### EXTRACT PROVIDED
^^^^

Exhuminator wrote:...is a developed character, shown to be a loveable goofball, with a good heart, who wants to help his friends. He's given a backstory (deep-sea salvage expert raised by nuns) and a job (treasure hunting) that don't really correlate with being a mass murdering marauder. Meanwhile Metal Slug's protagonists are soldiers, Contra's protagonists are guerrilla warfare experts, and Shinobi's Joe Mushashi is a trained ninja of the Oboro clan. Those protagonists' actions fall more in line with their origins. Meanwhile Nathan's behavior seems disingenuous to his personality and motive, making murdering hundreds of thugs seem surreal.


While I agree with this in general, I think a lot of it goes back to that they're video games. A novel or movie version of Nathan Drake would have a much lower kill count, even if it'd still make him count as a mass murderer - Indiana Jones's relatively low numbers could still qualify for that label.
That version of him, however, probably wouldn't be constantly defending himself against a small army of well equipped mercenaries. Maybe at the climax of the story, but probably with some indirect way that they're dealt with or avoided. As a video game, however, relying on that interaction for a lot of the gameplay means holding to consistent rules for success, and a great amount of repetition.

^^^^

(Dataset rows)
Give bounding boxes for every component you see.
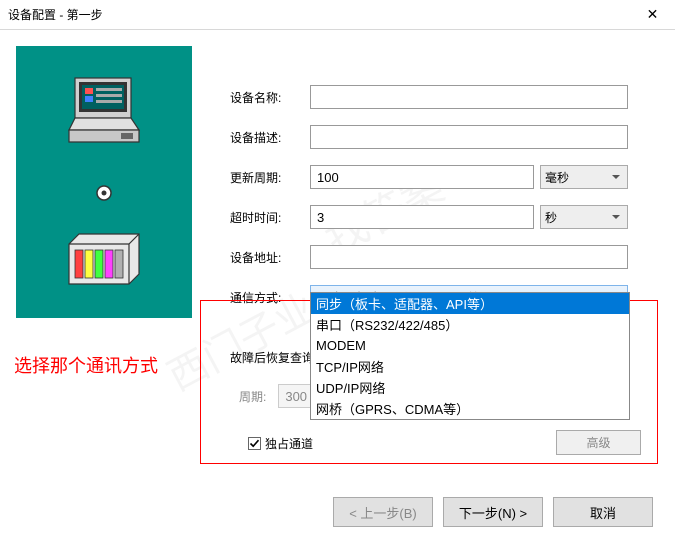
update-cycle-label: 更新周期: bbox=[230, 169, 310, 186]
timeout-label: 超时时间: bbox=[230, 209, 310, 226]
device-name-label: 设备名称: bbox=[230, 89, 310, 106]
illustration-panel bbox=[16, 46, 192, 318]
title-bar: 设备配置 - 第一步 ✕ bbox=[0, 0, 675, 30]
connector-icon bbox=[94, 183, 114, 203]
window-title: 设备配置 - 第一步 bbox=[8, 6, 630, 23]
comm-mode-option[interactable]: MODEM bbox=[311, 335, 629, 356]
footer-buttons: < 上一步(B) 下一步(N) > 取消 bbox=[0, 497, 675, 527]
comm-mode-label: 通信方式: bbox=[230, 289, 310, 306]
next-button[interactable]: 下一步(N) > bbox=[443, 497, 543, 527]
update-cycle-input[interactable] bbox=[310, 165, 534, 189]
device-desc-input[interactable] bbox=[310, 125, 628, 149]
exclusive-channel-label: 独占通道 bbox=[265, 435, 313, 452]
computer-icon bbox=[61, 70, 147, 156]
close-button[interactable]: ✕ bbox=[630, 0, 675, 30]
comm-mode-option[interactable]: 网桥（GPRS、CDMA等） bbox=[311, 398, 629, 419]
comm-mode-option[interactable]: 串口（RS232/422/485） bbox=[311, 314, 629, 335]
device-addr-label: 设备地址: bbox=[230, 249, 310, 266]
comm-mode-option[interactable]: UDP/IP网络 bbox=[311, 377, 629, 398]
update-cycle-unit-select[interactable]: 毫秒 bbox=[540, 165, 628, 189]
annotation-text: 选择那个通讯方式 bbox=[14, 352, 158, 378]
comm-mode-option[interactable]: 同步（板卡、适配器、API等） bbox=[311, 293, 629, 314]
fault-recover-label: 故障后恢复查询 bbox=[230, 349, 314, 366]
device-addr-input[interactable] bbox=[310, 245, 628, 269]
back-button: < 上一步(B) bbox=[333, 497, 433, 527]
cycle-label: 周期: bbox=[239, 388, 266, 405]
device-name-input[interactable] bbox=[310, 85, 628, 109]
exclusive-channel-checkbox[interactable] bbox=[248, 437, 261, 450]
timeout-input[interactable] bbox=[310, 205, 534, 229]
timeout-unit-select[interactable]: 秒 bbox=[540, 205, 628, 229]
content-area: 找答案 西门子业 选择 bbox=[0, 30, 675, 66]
advanced-button[interactable]: 高级 bbox=[556, 430, 641, 455]
form-area: 设备名称: 设备描述: 更新周期: 毫秒 超时时间: 秒 设备地址: 通信方式:… bbox=[230, 84, 654, 324]
comm-mode-options-list: 同步（板卡、适配器、API等） 串口（RS232/422/485） MODEM … bbox=[310, 292, 630, 420]
comm-mode-option[interactable]: TCP/IP网络 bbox=[311, 356, 629, 377]
device-desc-label: 设备描述: bbox=[230, 129, 310, 146]
cancel-button[interactable]: 取消 bbox=[553, 497, 653, 527]
device-icon bbox=[61, 230, 147, 294]
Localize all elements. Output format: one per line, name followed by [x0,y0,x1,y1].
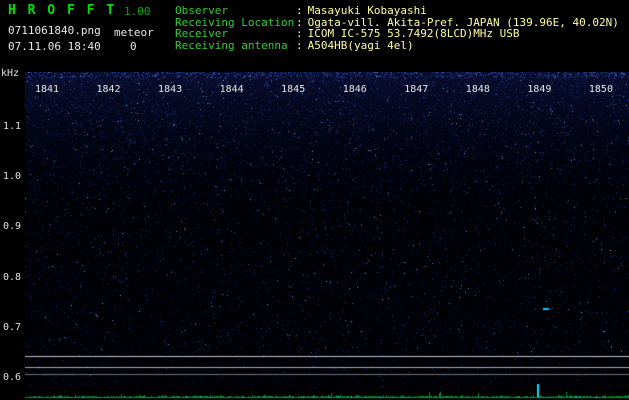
x-tick-label: 1842 [96,84,121,95]
y-tick-label: 0.9 [2,221,21,233]
y-tick-label: 1.1 [2,121,21,132]
info-colon: : [296,38,303,52]
info-row-antenna: Receiving antenna: A504HB(yagi 4el) [175,38,619,52]
y-tick-label: 0.6 [2,372,21,383]
app-version: 1.00 [124,5,151,18]
x-tick-label: 1843 [158,84,183,95]
y-tick-label: 0.8 [2,271,21,283]
station-info: Observer: Masayuki Kobayashi Receiving Lo… [175,5,619,51]
timestamp: 07.11.06 18:40 [8,40,101,53]
x-tick-label: 1847 [404,84,429,95]
x-tick-label: 1846 [342,84,367,95]
y-tick-label: 0.7 [2,321,21,333]
hrofft-output: H R O F F T 1.00 0711061840.png meteor 0… [0,0,629,400]
info-row-observer: Observer: Masayuki Kobayashi [175,5,619,17]
meteor-counter-label: meteor [114,26,154,39]
x-tick-label: 1850 [588,84,613,95]
y-tick-label: 1.0 [2,171,21,183]
y-axis-unit-label: kHz [1,68,20,79]
info-label: Observer [175,4,228,17]
app-title: H R O F F T [8,3,117,18]
x-tick-label: 1844 [219,84,244,95]
x-tick-label: 1848 [465,84,490,95]
spectrogram-canvas [25,72,629,400]
output-filename: 0711061840.png [8,24,101,37]
x-tick-label: 1845 [281,84,306,95]
x-tick-label: 1849 [527,84,552,95]
x-tick-label: 1841 [34,84,60,95]
info-value: A504HB(yagi 4el) [307,38,414,52]
info-label: Receiving antenna [175,38,288,52]
meteor-counter-value: 0 [130,40,137,53]
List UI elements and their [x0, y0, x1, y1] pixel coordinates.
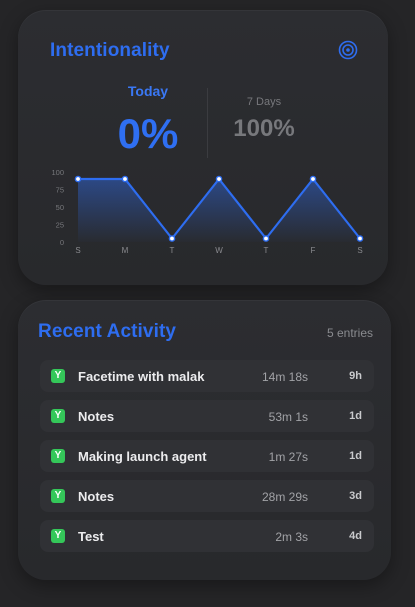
x-tick-label: S: [357, 246, 362, 255]
x-tick-label: T: [264, 246, 269, 255]
activity-ago: 3d: [349, 490, 362, 502]
x-tick-label: W: [215, 246, 223, 255]
activity-ago: 1d: [349, 450, 362, 462]
activity-row[interactable]: Y Notes 53m 1s 1d: [40, 400, 374, 432]
x-tick-label: F: [311, 246, 316, 255]
y-tick-label: 25: [56, 221, 64, 230]
intentionality-chart: 100 75 50 25 0 S M T W T F S: [51, 168, 364, 255]
data-point: [168, 235, 176, 242]
x-tick-label: T: [170, 246, 175, 255]
activity-ago: 4d: [349, 530, 362, 542]
activity-duration: 14m 18s: [261, 370, 308, 384]
x-tick-label: S: [75, 246, 80, 255]
activity-name: Making launch agent: [78, 449, 207, 464]
data-point: [262, 235, 270, 242]
data-point: [74, 175, 82, 183]
activity-row[interactable]: Y Facetime with malak 14m 18s 9h: [40, 360, 374, 392]
y-tick-label: 100: [51, 168, 64, 177]
x-tick-label: M: [122, 246, 129, 255]
y-tick-label: 0: [60, 238, 64, 247]
activity-name: Notes: [78, 409, 115, 424]
activity-name: Notes: [78, 489, 115, 504]
app-badge: Y: [51, 449, 65, 463]
data-point: [121, 175, 129, 183]
app-badge: Y: [51, 529, 65, 543]
entries-count: 5 entries: [326, 326, 373, 340]
y-tick-label: 50: [56, 203, 64, 212]
intentionality-card: Intentionality Today 0% 7 Days 100% 100 7…: [18, 10, 388, 285]
activity-row[interactable]: Y Test 2m 3s 4d: [40, 520, 374, 552]
recent-activity-card: Recent Activity 5 entries Y Facetime wit…: [18, 300, 391, 580]
data-point: [215, 175, 223, 183]
data-point: [356, 235, 364, 242]
recent-activity-title: Recent Activity: [38, 321, 177, 342]
data-point: [309, 175, 317, 183]
activity-row[interactable]: Y Notes 28m 29s 3d: [40, 480, 374, 512]
activity-name: Facetime with malak: [78, 369, 205, 384]
activity-ago: 1d: [349, 410, 362, 422]
y-tick-label: 75: [56, 186, 64, 195]
app-badge: Y: [51, 409, 65, 423]
app-badge: Y: [51, 489, 65, 503]
activity-ago: 9h: [349, 370, 362, 382]
activity-row[interactable]: Y Making launch agent 1m 27s 1d: [40, 440, 374, 472]
activity-duration: 1m 27s: [268, 450, 308, 464]
activity-duration: 28m 29s: [261, 490, 308, 504]
chart-area: [78, 179, 360, 242]
activity-duration: 2m 3s: [275, 530, 308, 544]
activity-name: Test: [78, 529, 104, 544]
activity-duration: 53m 1s: [268, 410, 308, 424]
app-badge: Y: [51, 369, 65, 383]
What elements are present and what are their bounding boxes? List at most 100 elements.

^^^^

### GIVEN REQUEST 1
Return, unchanged, the rows in the stretch from the line containing "update-cycle-label: 更新周期: bbox=[230, 169, 310, 186]" through the line containing "device-name-input[interactable] bbox=[310, 85, 628, 109]", both included.
### GIVEN REQUEST 2
Resume the post about Nathan Drake's video game kill count from its last sentence.

### OUTPUT 1
update-cycle-label: 更新周期: bbox=[230, 169, 310, 186]
timeout-label: 超时时间: bbox=[230, 209, 310, 226]
device-name-label: 设备名称: bbox=[230, 89, 310, 106]
illustration-panel bbox=[16, 46, 192, 318]
title-bar: 设备配置 - 第一步 ✕ bbox=[0, 0, 675, 30]
connector-icon bbox=[94, 183, 114, 203]
window-title: 设备配置 - 第一步 bbox=[8, 6, 630, 23]
comm-mode-option[interactable]: MODEM bbox=[311, 335, 629, 356]
footer-buttons: < 上一步(B) 下一步(N) > 取消 bbox=[0, 497, 675, 527]
comm-mode-label: 通信方式: bbox=[230, 289, 310, 306]
next-button[interactable]: 下一步(N) > bbox=[443, 497, 543, 527]
update-cycle-input[interactable] bbox=[310, 165, 534, 189]
device-desc-input[interactable] bbox=[310, 125, 628, 149]
exclusive-channel-label: 独占通道 bbox=[265, 435, 313, 452]
computer-icon bbox=[61, 70, 147, 156]
close-button[interactable]: ✕ bbox=[630, 0, 675, 30]
comm-mode-option[interactable]: 网桥（GPRS、CDMA等） bbox=[311, 398, 629, 419]
comm-mode-option[interactable]: 串口（RS232/422/485） bbox=[311, 314, 629, 335]
device-addr-label: 设备地址: bbox=[230, 249, 310, 266]
comm-mode-option[interactable]: UDP/IP网络 bbox=[311, 377, 629, 398]
update-cycle-unit-select[interactable]: 毫秒 bbox=[540, 165, 628, 189]
annotation-text: 选择那个通讯方式 bbox=[14, 352, 158, 378]
comm-mode-option[interactable]: 同步（板卡、适配器、API等） bbox=[311, 293, 629, 314]
fault-recover-label: 故障后恢复查询 bbox=[230, 349, 314, 366]
device-addr-input[interactable] bbox=[310, 245, 628, 269]
back-button: < 上一步(B) bbox=[333, 497, 433, 527]
cycle-label: 周期: bbox=[239, 388, 266, 405]
device-name-input[interactable] bbox=[310, 85, 628, 109]

### OUTPUT 2
Again, it doesn't gel with the other aspects of the character or story in Uncharted - but, just because it's one of the well-known and discussed examples of it, which the creators have acknowledged (to the point that there's a Ludonarrative Dissonance trophy in 4 if you kill a lot of enemies) doesn't really make it a special case. For some genres, the player character basically KOs or kills everything that gets in their way, and it's hard to avoid implementing that way without in turn making it a different kind of game.

That said, Uncharted as a series already includes non-conflict sequences, and could easily be changed into a non-violent series (which, to be very general about it, is the turn that Nathan's story arc ends up taking). To me, that's something that's less of a "back to basics" thing, and more trying to evolve how games can be engaging.


Also, while not really AAA, maybe Subnautica is kind of along the lines of some of the stuff you want? I mean, sims and other stuff are around in some form, just maybe not exactly that (like, open world driving games instead of the more niche flight sims). Might also see more of what you're talking about in VR, such as Crytek's The Climb.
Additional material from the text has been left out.